--- START Record set ---
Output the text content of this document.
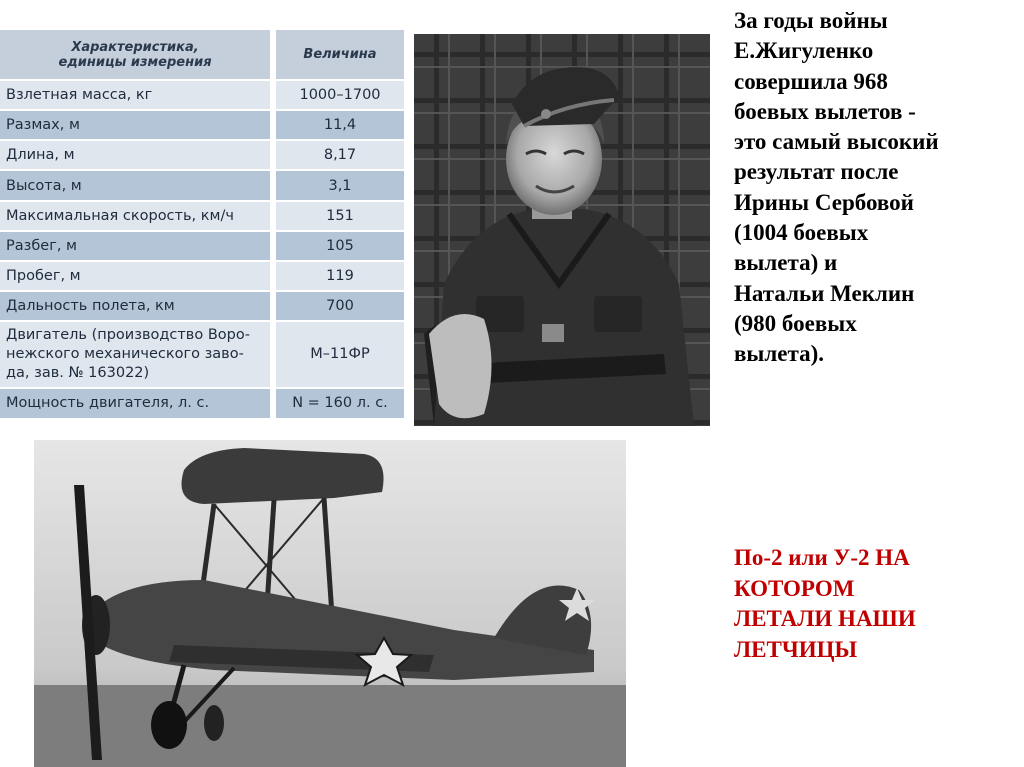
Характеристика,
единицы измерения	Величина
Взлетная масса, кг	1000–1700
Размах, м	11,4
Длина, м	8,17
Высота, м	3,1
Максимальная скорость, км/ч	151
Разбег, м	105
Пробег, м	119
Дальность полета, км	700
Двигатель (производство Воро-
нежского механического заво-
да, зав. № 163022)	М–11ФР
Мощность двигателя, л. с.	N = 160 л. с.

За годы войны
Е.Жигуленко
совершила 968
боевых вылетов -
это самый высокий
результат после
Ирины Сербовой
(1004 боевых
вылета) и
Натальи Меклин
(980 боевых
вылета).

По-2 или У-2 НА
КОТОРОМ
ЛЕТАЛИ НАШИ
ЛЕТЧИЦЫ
--- END Record set ---
--- START Record set ---
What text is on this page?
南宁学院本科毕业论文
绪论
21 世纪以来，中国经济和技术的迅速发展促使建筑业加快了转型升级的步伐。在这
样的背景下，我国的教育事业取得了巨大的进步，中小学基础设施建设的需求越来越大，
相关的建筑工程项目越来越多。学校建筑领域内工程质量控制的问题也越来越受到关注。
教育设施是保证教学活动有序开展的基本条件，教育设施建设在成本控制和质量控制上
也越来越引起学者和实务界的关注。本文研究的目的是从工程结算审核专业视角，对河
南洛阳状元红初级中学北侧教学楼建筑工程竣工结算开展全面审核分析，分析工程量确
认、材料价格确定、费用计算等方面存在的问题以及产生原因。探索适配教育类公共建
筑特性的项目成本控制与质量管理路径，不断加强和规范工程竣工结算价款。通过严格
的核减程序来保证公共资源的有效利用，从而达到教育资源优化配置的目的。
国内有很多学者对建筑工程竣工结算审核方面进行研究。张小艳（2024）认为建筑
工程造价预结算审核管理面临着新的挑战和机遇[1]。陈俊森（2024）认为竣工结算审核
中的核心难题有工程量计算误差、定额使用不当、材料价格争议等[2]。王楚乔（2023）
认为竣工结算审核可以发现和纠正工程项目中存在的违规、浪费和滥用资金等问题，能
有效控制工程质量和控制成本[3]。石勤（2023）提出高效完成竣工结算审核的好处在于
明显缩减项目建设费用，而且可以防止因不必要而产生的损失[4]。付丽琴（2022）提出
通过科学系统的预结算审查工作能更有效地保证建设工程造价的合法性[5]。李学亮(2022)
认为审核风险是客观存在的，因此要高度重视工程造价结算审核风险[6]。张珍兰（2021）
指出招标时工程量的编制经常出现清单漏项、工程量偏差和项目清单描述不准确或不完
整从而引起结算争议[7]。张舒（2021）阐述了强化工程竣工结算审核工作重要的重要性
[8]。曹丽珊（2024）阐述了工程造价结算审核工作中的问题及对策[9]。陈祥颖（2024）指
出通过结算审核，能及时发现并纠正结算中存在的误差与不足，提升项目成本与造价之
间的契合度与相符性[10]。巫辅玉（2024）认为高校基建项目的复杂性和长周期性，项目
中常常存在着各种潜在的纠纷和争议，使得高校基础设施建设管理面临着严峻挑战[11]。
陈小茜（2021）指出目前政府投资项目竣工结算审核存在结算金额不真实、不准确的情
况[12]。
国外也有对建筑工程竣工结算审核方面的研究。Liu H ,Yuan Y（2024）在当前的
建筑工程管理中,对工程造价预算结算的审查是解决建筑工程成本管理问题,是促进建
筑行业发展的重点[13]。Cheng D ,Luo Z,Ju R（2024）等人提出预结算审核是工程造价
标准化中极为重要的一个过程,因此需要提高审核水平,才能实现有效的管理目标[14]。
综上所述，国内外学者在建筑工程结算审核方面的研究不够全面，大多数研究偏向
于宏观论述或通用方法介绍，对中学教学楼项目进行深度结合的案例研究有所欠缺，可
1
--- END Record set ---
--- START Record set ---
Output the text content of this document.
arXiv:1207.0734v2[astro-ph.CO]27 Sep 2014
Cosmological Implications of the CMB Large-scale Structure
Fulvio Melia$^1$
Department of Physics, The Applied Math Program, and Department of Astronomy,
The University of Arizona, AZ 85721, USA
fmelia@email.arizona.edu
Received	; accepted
--- END Record set ---
Aim >>
Gather all lines of the records that include the word "боевых".

Exercise result >>
боевых вылетов -
(1004 боевых
(980 боевых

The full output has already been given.